→ **PROBLEM REQUIREMENTS**
Wherever the string "Area" appears in the listing, copy that line.

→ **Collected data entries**
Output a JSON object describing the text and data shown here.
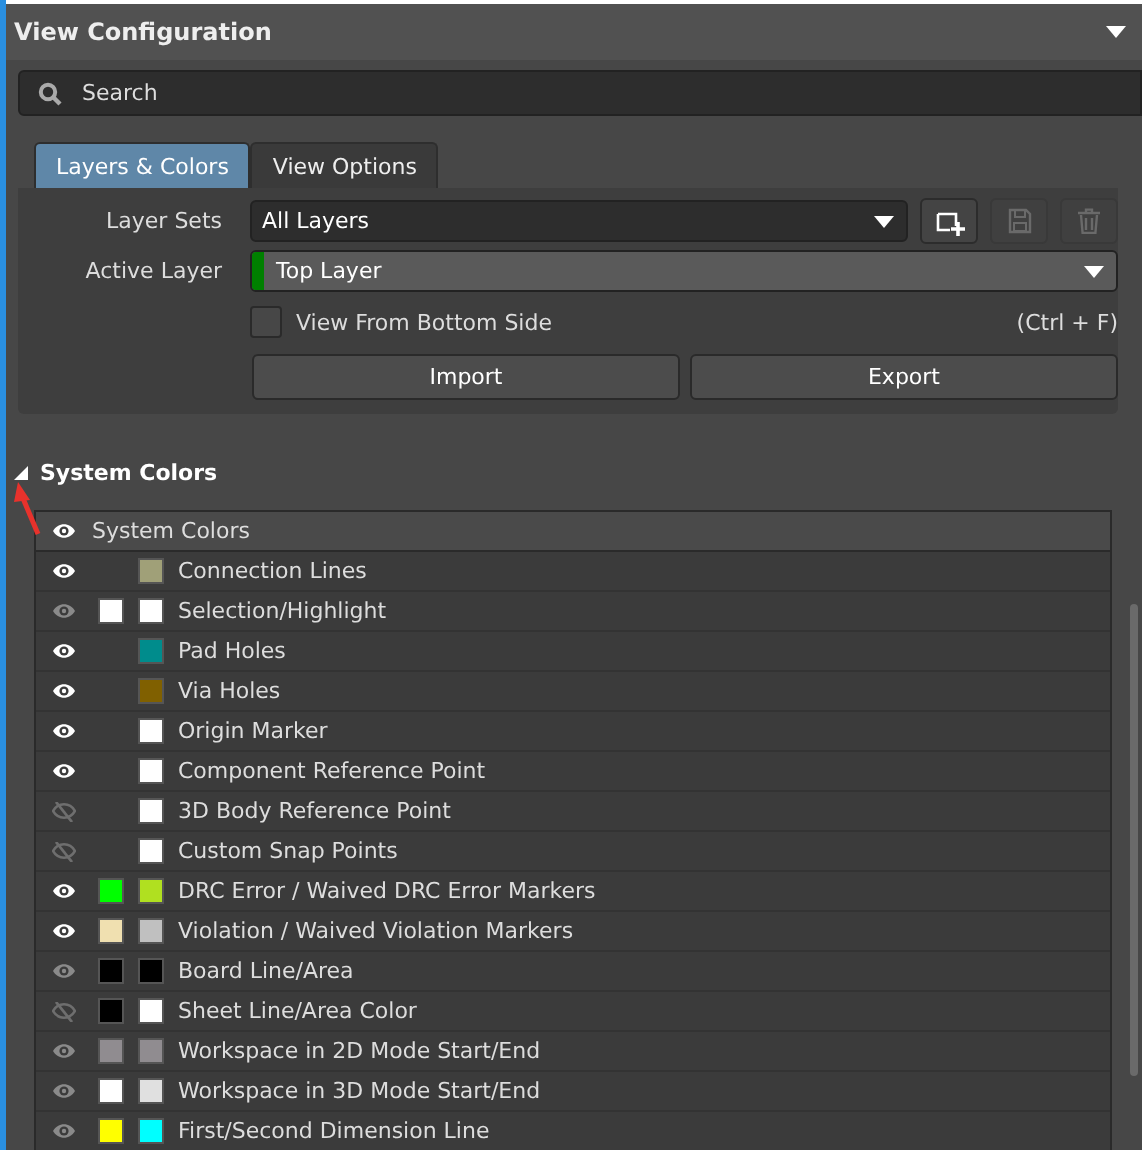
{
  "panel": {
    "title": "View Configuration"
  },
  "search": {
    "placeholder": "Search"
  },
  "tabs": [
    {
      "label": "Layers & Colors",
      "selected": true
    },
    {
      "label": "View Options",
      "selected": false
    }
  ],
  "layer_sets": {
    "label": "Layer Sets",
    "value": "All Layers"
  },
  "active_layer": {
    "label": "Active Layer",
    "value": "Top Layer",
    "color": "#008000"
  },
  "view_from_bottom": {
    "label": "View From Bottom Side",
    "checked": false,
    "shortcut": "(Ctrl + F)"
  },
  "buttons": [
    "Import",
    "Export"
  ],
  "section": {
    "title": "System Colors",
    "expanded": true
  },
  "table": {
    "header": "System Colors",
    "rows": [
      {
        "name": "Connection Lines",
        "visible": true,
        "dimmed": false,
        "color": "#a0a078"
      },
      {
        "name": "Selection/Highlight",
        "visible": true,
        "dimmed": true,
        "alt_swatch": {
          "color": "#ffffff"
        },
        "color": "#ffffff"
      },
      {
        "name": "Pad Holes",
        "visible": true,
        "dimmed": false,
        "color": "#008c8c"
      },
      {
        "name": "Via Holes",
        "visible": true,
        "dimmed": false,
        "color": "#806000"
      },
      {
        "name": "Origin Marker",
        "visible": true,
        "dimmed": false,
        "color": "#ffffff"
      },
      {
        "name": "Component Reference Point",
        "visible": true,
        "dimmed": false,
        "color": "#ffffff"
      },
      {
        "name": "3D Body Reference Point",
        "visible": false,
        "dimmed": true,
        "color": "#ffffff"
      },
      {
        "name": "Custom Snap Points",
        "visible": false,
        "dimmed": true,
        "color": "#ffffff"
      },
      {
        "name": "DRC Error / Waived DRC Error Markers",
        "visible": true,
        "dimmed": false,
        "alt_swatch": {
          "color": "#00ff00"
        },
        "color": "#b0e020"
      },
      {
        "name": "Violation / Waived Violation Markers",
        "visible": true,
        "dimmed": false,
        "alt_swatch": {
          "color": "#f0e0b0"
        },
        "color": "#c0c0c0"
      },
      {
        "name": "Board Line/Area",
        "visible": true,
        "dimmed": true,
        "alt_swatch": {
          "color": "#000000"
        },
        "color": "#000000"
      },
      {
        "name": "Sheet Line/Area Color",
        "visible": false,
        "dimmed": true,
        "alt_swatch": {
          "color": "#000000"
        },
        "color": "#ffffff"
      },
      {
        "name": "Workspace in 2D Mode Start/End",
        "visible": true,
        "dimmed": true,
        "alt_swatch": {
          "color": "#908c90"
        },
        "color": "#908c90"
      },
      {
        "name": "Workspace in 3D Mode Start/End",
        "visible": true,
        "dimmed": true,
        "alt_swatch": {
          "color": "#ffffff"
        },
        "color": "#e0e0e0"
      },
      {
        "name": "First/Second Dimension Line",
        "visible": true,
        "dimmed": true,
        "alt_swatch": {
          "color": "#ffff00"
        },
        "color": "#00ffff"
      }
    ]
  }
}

→ **TASK OUTPUT**
        "name": "Board Line/Area",
        "name": "Sheet Line/Area Color",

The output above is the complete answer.